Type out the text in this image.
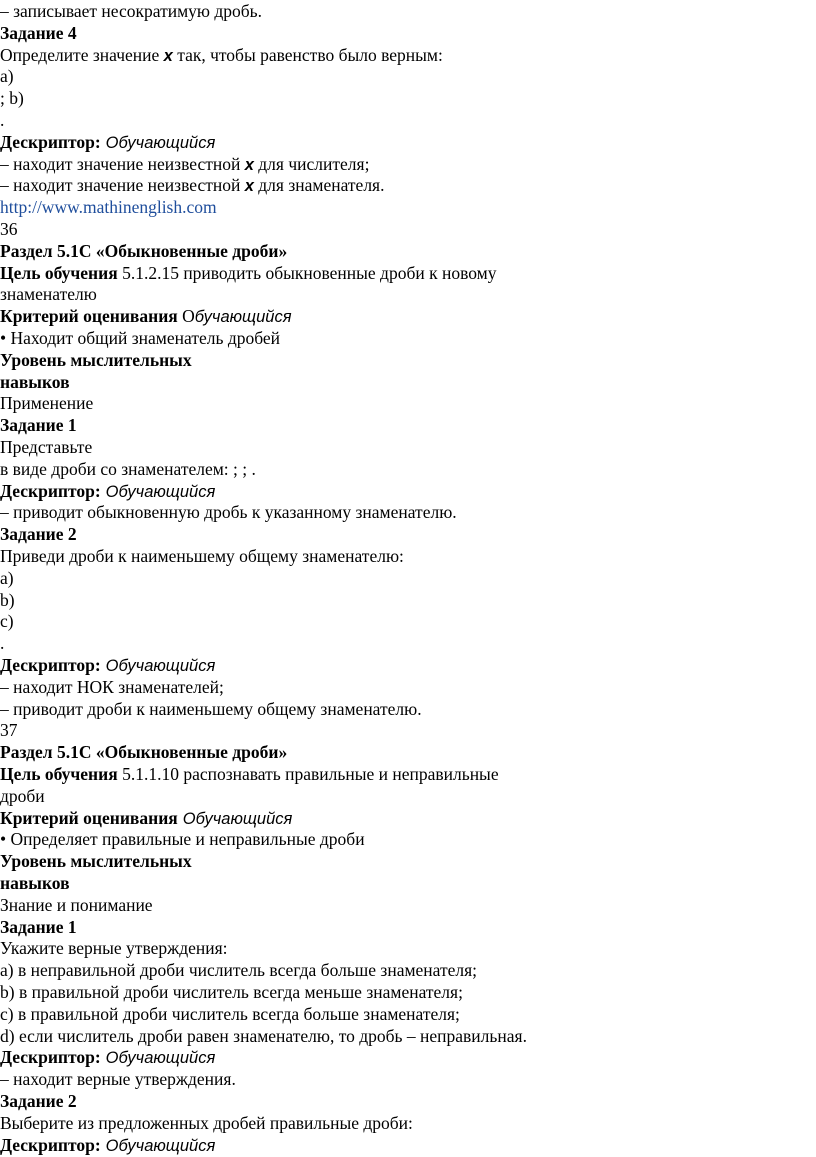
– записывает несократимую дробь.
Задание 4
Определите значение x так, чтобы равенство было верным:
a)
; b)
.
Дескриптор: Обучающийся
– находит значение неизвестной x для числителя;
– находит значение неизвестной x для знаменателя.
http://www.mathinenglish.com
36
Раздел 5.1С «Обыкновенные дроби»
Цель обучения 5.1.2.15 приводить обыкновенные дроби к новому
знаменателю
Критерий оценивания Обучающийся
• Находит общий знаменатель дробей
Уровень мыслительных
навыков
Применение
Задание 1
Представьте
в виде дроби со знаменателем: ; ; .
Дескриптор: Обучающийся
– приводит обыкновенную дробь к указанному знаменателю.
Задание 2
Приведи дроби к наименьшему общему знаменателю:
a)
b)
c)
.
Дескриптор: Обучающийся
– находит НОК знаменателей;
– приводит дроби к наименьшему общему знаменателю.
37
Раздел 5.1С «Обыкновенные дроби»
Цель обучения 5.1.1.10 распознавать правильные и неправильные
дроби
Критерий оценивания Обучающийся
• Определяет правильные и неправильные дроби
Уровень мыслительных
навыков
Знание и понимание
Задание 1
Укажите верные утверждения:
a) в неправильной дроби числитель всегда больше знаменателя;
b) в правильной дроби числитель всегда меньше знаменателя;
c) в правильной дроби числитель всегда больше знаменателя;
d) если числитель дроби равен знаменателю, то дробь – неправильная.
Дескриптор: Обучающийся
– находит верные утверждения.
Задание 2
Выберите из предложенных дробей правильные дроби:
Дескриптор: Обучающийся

******

State how many lines include the string "дробей", and nothing more.

_FULL SOLUTION_. 2